>> start Exercise input

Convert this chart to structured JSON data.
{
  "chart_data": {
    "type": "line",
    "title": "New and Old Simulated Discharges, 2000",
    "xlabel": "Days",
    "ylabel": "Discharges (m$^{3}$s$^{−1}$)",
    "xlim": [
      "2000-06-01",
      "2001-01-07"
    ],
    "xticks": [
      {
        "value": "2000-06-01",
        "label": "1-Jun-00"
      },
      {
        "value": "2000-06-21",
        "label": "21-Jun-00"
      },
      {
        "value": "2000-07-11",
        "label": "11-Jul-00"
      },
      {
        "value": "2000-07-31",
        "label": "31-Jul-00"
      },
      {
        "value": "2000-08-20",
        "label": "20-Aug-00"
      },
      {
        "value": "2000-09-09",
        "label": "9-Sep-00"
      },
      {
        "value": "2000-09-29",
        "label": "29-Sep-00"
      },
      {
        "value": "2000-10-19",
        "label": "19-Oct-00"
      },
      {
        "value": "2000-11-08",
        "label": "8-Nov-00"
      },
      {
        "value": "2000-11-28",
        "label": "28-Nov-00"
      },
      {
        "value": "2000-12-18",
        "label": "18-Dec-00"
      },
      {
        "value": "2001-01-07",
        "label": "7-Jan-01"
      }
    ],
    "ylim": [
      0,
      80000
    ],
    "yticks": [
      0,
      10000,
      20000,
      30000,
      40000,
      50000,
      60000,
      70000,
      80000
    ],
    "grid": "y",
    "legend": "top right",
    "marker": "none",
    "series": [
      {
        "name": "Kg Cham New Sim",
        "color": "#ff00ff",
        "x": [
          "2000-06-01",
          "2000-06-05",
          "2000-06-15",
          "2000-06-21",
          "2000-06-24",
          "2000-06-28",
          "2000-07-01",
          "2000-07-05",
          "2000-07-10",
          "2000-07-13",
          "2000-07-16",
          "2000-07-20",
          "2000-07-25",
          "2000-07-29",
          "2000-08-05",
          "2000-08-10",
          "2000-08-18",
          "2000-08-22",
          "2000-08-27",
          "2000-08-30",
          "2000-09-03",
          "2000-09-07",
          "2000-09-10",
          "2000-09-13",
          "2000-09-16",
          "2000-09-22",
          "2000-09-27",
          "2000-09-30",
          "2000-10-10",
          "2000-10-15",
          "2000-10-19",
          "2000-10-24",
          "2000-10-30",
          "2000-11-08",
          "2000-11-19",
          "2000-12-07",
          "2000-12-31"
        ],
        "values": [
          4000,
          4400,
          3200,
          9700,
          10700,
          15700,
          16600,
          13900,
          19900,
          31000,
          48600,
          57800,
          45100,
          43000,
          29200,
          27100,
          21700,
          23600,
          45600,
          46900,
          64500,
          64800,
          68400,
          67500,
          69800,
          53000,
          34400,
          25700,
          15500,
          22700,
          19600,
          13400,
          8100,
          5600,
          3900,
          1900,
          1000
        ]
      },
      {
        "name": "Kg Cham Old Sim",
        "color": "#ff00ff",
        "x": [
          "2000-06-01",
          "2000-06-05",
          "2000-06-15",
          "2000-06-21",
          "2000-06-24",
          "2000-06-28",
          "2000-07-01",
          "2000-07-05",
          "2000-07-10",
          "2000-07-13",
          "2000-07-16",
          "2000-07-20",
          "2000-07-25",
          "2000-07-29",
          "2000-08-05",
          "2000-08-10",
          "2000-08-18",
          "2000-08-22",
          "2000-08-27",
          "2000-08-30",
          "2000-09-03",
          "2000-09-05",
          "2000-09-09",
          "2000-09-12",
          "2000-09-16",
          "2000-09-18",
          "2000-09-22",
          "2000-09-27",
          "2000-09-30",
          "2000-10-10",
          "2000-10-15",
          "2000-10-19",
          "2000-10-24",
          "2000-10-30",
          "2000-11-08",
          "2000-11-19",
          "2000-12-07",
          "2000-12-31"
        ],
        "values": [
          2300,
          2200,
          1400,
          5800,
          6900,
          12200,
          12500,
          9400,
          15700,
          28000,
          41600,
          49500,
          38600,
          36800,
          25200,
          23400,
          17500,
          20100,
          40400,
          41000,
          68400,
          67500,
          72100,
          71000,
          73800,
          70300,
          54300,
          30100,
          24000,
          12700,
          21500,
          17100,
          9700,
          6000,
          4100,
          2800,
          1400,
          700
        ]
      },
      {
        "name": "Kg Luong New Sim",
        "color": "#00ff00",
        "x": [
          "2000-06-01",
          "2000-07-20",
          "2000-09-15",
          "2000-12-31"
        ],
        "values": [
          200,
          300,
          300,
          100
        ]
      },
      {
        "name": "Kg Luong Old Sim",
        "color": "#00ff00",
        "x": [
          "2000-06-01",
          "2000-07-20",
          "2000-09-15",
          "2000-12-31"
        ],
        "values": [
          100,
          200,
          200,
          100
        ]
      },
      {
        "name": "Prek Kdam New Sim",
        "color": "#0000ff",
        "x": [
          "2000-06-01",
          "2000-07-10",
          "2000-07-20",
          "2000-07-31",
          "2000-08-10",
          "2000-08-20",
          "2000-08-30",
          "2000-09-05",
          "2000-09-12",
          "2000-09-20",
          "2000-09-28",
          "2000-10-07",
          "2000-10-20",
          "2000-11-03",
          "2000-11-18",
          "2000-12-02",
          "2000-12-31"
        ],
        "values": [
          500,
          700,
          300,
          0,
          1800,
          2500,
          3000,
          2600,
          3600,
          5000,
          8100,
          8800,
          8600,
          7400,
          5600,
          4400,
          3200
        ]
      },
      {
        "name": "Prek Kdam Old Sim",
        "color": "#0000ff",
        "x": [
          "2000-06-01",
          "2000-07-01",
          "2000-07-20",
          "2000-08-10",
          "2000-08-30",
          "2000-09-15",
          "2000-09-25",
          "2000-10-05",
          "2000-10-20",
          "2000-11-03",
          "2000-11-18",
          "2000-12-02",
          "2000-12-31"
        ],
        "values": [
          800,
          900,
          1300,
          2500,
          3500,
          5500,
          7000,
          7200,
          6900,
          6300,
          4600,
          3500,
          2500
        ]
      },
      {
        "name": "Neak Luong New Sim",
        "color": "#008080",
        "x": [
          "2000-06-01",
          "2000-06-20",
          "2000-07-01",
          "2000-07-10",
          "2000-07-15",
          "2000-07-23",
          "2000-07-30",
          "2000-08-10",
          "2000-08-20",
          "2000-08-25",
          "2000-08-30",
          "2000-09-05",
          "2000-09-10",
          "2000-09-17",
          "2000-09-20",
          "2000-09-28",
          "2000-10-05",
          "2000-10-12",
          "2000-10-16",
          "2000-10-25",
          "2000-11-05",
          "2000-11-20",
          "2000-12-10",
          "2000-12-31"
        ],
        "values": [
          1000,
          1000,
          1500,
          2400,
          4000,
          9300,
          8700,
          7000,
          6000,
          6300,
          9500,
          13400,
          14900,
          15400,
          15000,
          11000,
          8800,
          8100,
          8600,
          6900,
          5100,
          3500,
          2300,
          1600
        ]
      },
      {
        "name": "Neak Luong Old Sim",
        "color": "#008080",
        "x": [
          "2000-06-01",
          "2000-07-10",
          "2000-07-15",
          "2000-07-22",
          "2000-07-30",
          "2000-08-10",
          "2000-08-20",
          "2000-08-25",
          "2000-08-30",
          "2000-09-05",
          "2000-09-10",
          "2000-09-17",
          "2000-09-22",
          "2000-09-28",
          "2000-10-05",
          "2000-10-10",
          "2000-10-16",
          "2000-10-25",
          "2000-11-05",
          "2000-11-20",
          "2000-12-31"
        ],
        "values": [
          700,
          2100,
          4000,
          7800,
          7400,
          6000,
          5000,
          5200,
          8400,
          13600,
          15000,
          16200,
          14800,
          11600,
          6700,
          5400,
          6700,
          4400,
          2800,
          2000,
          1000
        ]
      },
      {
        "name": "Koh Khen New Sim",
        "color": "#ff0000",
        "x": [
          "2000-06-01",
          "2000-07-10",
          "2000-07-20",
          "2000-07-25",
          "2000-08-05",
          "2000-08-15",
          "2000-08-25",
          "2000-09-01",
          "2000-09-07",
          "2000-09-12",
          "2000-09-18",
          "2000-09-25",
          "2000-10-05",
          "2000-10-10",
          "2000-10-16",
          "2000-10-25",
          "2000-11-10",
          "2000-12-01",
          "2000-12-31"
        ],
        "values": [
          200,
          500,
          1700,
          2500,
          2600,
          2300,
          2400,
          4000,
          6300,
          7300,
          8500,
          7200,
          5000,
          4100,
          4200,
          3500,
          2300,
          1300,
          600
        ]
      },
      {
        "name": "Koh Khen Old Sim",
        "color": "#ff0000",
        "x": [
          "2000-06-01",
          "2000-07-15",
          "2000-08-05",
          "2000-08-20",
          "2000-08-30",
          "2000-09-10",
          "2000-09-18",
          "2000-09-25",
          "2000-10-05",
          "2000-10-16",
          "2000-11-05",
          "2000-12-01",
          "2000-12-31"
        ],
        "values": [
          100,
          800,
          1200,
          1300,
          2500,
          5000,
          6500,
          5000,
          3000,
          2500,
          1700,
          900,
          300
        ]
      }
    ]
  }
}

>> end Exercise input

**Written request**
Search the records for the word "Khen". Copy every line that has it.

**Response to the exercise**
        "name": "Koh Khen New Sim",
        "name": "Koh Khen Old Sim",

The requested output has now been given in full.